Output every entry exactly, from the first line to the last.

— BEGIN DATA PROVIDED —

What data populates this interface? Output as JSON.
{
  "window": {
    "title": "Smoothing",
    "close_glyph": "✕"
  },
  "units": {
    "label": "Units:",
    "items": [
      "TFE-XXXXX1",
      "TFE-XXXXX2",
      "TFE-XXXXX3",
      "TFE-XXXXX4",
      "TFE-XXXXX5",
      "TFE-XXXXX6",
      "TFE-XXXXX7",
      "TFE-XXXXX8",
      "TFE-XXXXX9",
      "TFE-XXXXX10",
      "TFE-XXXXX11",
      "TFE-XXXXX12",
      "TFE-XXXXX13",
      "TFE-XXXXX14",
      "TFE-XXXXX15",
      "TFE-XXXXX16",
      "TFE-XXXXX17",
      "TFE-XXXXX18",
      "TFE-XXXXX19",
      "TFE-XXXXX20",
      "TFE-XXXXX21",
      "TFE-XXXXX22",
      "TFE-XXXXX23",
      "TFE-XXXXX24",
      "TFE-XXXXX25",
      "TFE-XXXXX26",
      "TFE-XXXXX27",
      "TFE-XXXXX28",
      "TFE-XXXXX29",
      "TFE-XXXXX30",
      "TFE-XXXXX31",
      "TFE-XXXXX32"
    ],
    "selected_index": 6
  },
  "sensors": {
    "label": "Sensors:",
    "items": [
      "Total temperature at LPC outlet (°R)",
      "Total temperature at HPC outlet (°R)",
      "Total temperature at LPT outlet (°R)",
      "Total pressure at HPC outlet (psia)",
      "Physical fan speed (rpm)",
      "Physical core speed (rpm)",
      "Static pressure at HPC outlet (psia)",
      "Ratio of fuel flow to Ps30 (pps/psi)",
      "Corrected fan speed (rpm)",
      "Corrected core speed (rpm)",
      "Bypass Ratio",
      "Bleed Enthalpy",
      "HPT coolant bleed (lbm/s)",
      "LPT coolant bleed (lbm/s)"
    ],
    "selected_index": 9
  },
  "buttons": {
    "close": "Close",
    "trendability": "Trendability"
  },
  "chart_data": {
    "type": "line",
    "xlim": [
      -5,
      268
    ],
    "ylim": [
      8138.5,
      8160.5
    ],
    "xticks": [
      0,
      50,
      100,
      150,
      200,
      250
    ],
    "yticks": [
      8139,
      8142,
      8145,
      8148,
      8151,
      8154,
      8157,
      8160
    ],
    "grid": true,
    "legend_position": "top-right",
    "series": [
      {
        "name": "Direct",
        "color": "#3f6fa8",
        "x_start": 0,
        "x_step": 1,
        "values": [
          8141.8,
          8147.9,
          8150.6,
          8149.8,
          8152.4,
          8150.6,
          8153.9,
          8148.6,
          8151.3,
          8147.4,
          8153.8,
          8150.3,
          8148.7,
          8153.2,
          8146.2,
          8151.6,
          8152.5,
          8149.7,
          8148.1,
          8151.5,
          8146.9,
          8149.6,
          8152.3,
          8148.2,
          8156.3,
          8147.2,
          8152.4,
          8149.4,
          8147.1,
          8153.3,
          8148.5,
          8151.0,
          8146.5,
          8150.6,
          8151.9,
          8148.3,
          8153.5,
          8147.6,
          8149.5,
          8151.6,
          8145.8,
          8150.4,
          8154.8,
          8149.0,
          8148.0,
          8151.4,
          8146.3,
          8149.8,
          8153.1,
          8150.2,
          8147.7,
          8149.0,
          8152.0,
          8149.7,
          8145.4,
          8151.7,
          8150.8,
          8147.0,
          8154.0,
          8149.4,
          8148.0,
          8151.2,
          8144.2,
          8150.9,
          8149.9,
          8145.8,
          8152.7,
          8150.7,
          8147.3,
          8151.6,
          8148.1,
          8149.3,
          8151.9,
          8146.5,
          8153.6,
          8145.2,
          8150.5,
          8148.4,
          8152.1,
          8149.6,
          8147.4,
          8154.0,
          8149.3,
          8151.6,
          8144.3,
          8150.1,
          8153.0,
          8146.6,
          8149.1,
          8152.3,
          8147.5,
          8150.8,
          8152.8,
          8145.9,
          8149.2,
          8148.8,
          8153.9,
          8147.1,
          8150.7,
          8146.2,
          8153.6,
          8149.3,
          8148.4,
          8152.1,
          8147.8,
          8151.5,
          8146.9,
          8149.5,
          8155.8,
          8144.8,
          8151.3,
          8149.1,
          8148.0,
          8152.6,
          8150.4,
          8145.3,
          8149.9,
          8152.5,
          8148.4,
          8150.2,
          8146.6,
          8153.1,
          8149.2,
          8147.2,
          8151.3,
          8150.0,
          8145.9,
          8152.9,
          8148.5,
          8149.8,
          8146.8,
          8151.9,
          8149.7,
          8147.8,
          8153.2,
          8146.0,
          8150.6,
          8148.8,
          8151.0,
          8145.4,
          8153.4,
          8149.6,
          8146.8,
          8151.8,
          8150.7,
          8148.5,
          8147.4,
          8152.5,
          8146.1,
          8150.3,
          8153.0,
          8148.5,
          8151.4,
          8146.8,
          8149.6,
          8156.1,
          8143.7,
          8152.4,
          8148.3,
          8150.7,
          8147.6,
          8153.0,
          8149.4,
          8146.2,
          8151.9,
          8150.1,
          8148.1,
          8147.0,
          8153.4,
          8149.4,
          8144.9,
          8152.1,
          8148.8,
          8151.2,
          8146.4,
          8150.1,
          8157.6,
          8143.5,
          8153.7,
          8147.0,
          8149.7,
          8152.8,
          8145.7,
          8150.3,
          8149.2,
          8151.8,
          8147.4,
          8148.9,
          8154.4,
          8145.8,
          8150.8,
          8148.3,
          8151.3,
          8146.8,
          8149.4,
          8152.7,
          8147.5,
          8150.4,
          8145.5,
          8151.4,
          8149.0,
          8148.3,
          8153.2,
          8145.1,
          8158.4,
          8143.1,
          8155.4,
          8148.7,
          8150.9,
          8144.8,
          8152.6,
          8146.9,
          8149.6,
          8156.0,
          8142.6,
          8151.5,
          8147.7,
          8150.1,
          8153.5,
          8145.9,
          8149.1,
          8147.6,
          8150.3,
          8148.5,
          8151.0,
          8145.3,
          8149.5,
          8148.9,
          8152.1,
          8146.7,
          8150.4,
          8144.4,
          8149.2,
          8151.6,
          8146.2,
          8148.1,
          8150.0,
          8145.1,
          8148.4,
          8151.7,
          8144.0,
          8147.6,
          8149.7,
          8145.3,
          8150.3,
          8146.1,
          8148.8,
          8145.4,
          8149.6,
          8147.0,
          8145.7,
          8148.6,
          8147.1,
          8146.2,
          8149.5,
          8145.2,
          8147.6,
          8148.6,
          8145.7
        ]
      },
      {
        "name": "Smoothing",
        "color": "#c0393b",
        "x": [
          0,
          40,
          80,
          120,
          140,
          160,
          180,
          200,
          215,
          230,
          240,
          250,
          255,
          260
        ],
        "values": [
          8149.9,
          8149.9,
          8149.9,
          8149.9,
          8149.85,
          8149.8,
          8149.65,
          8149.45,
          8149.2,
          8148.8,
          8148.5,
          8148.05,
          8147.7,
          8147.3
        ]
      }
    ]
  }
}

— END DATA PROVIDED —

EXERCISE SOLUTION:
What data populates this interface? Output as JSON.
{
  "window": {
    "title": "Smoothing",
    "close_glyph": "✕"
  },
  "units": {
    "label": "Units:",
    "items": [
      "TFE-XXXXX1",
      "TFE-XXXXX2",
      "TFE-XXXXX3",
      "TFE-XXXXX4",
      "TFE-XXXXX5",
      "TFE-XXXXX6",
      "TFE-XXXXX7",
      "TFE-XXXXX8",
      "TFE-XXXXX9",
      "TFE-XXXXX10",
      "TFE-XXXXX11",
      "TFE-XXXXX12",
      "TFE-XXXXX13",
      "TFE-XXXXX14",
      "TFE-XXXXX15",
      "TFE-XXXXX16",
      "TFE-XXXXX17",
      "TFE-XXXXX18",
      "TFE-XXXXX19",
      "TFE-XXXXX20",
      "TFE-XXXXX21",
      "TFE-XXXXX22",
      "TFE-XXXXX23",
      "TFE-XXXXX24",
      "TFE-XXXXX25",
      "TFE-XXXXX26",
      "TFE-XXXXX27",
      "TFE-XXXXX28",
      "TFE-XXXXX29",
      "TFE-XXXXX30",
      "TFE-XXXXX31",
      "TFE-XXXXX32"
    ],
    "selected_index": 6
  },
  "sensors": {
    "label": "Sensors:",
    "items": [
      "Total temperature at LPC outlet (°R)",
      "Total temperature at HPC outlet (°R)",
      "Total temperature at LPT outlet (°R)",
      "Total pressure at HPC outlet (psia)",
      "Physical fan speed (rpm)",
      "Physical core speed (rpm)",
      "Static pressure at HPC outlet (psia)",
      "Ratio of fuel flow to Ps30 (pps/psi)",
      "Corrected fan speed (rpm)",
      "Corrected core speed (rpm)",
      "Bypass Ratio",
      "Bleed Enthalpy",
      "HPT coolant bleed (lbm/s)",
      "LPT coolant bleed (lbm/s)"
    ],
    "selected_index": 9
  },
  "buttons": {
    "close": "Close",
    "trendability": "Trendability"
  },
  "chart_data": {
    "type": "line",
    "xlim": [
      -5,
      268
    ],
    "ylim": [
      8138.5,
      8160.5
    ],
    "xticks": [
      0,
      50,
      100,
      150,
      200,
      250
    ],
    "yticks": [
      8139,
      8142,
      8145,
      8148,
      8151,
      8154,
      8157,
      8160
    ],
    "grid": true,
    "legend_position": "top-right",
    "series": [
      {
        "name": "Direct",
        "color": "#3f6fa8",
        "x_start": 0,
        "x_step": 1,
        "values": [
          8141.8,
          8147.9,
          8150.6,
          8149.8,
          8152.4,
          8150.6,
          8153.9,
          8148.6,
          8151.3,
          8147.4,
          8153.8,
          8150.3,
          8148.7,
          8153.2,
          8146.2,
          8151.6,
          8152.5,
          8149.7,
          8148.1,
          8151.5,
          8146.9,
          8149.6,
          8152.3,
          8148.2,
          8156.3,
          8147.2,
          8152.4,
          8149.4,
          8147.1,
          8153.3,
          8148.5,
          8151.0,
          8146.5,
          8150.6,
          8151.9,
          8148.3,
          8153.5,
          8147.6,
          8149.5,
          8151.6,
          8145.8,
          8150.4,
          8154.8,
          8149.0,
          8148.0,
          8151.4,
          8146.3,
          8149.8,
          8153.1,
          8150.2,
          8147.7,
          8149.0,
          8152.0,
          8149.7,
          8145.4,
          8151.7,
          8150.8,
          8147.0,
          8154.0,
          8149.4,
          8148.0,
          8151.2,
          8144.2,
          8150.9,
          8149.9,
          8145.8,
          8152.7,
          8150.7,
          8147.3,
          8151.6,
          8148.1,
          8149.3,
          8151.9,
          8146.5,
          8153.6,
          8145.2,
          8150.5,
          8148.4,
          8152.1,
          8149.6,
          8147.4,
          8154.0,
          8149.3,
          8151.6,
          8144.3,
          8150.1,
          8153.0,
          8146.6,
          8149.1,
          8152.3,
          8147.5,
          8150.8,
          8152.8,
          8145.9,
          8149.2,
          8148.8,
          8153.9,
          8147.1,
          8150.7,
          8146.2,
          8153.6,
          8149.3,
          8148.4,
          8152.1,
          8147.8,
          8151.5,
          8146.9,
          8149.5,
          8155.8,
          8144.8,
          8151.3,
          8149.1,
          8148.0,
          8152.6,
          8150.4,
          8145.3,
          8149.9,
          8152.5,
          8148.4,
          8150.2,
          8146.6,
          8153.1,
          8149.2,
          8147.2,
          8151.3,
          8150.0,
          8145.9,
          8152.9,
          8148.5,
          8149.8,
          8146.8,
          8151.9,
          8149.7,
          8147.8,
          8153.2,
          8146.0,
          8150.6,
          8148.8,
          8151.0,
          8145.4,
          8153.4,
          8149.6,
          8146.8,
          8151.8,
          8150.7,
          8148.5,
          8147.4,
          8152.5,
          8146.1,
          8150.3,
          8153.0,
          8148.5,
          8151.4,
          8146.8,
          8149.6,
          8156.1,
          8143.7,
          8152.4,
          8148.3,
          8150.7,
          8147.6,
          8153.0,
          8149.4,
          8146.2,
          8151.9,
          8150.1,
          8148.1,
          8147.0,
          8153.4,
          8149.4,
          8144.9,
          8152.1,
          8148.8,
          8151.2,
          8146.4,
          8150.1,
          8157.6,
          8143.5,
          8153.7,
          8147.0,
          8149.7,
          8152.8,
          8145.7,
          8150.3,
          8149.2,
          8151.8,
          8147.4,
          8148.9,
          8154.4,
          8145.8,
          8150.8,
          8148.3,
          8151.3,
          8146.8,
          8149.4,
          8152.7,
          8147.5,
          8150.4,
          8145.5,
          8151.4,
          8149.0,
          8148.3,
          8153.2,
          8145.1,
          8158.4,
          8143.1,
          8155.4,
          8148.7,
          8150.9,
          8144.8,
          8152.6,
          8146.9,
          8149.6,
          8156.0,
          8142.6,
          8151.5,
          8147.7,
          8150.1,
          8153.5,
          8145.9,
          8149.1,
          8147.6,
          8150.3,
          8148.5,
          8151.0,
          8145.3,
          8149.5,
          8148.9,
          8152.1,
          8146.7,
          8150.4,
          8144.4,
          8149.2,
          8151.6,
          8146.2,
          8148.1,
          8150.0,
          8145.1,
          8148.4,
          8151.7,
          8144.0,
          8147.6,
          8149.7,
          8145.3,
          8150.3,
          8146.1,
          8148.8,
          8145.4,
          8149.6,
          8147.0,
          8145.7,
          8148.6,
          8147.1,
          8146.2,
          8149.5,
          8145.2,
          8147.6,
          8148.6,
          8145.7
        ]
      },
      {
        "name": "Smoothing",
        "color": "#c0393b",
        "x": [
          0,
          40,
          80,
          120,
          140,
          160,
          180,
          200,
          215,
          230,
          240,
          250,
          255,
          260
        ],
        "values": [
          8149.9,
          8149.9,
          8149.9,
          8149.9,
          8149.85,
          8149.8,
          8149.65,
          8149.45,
          8149.2,
          8148.8,
          8148.5,
          8148.05,
          8147.7,
          8147.3
        ]
      }
    ]
  }
}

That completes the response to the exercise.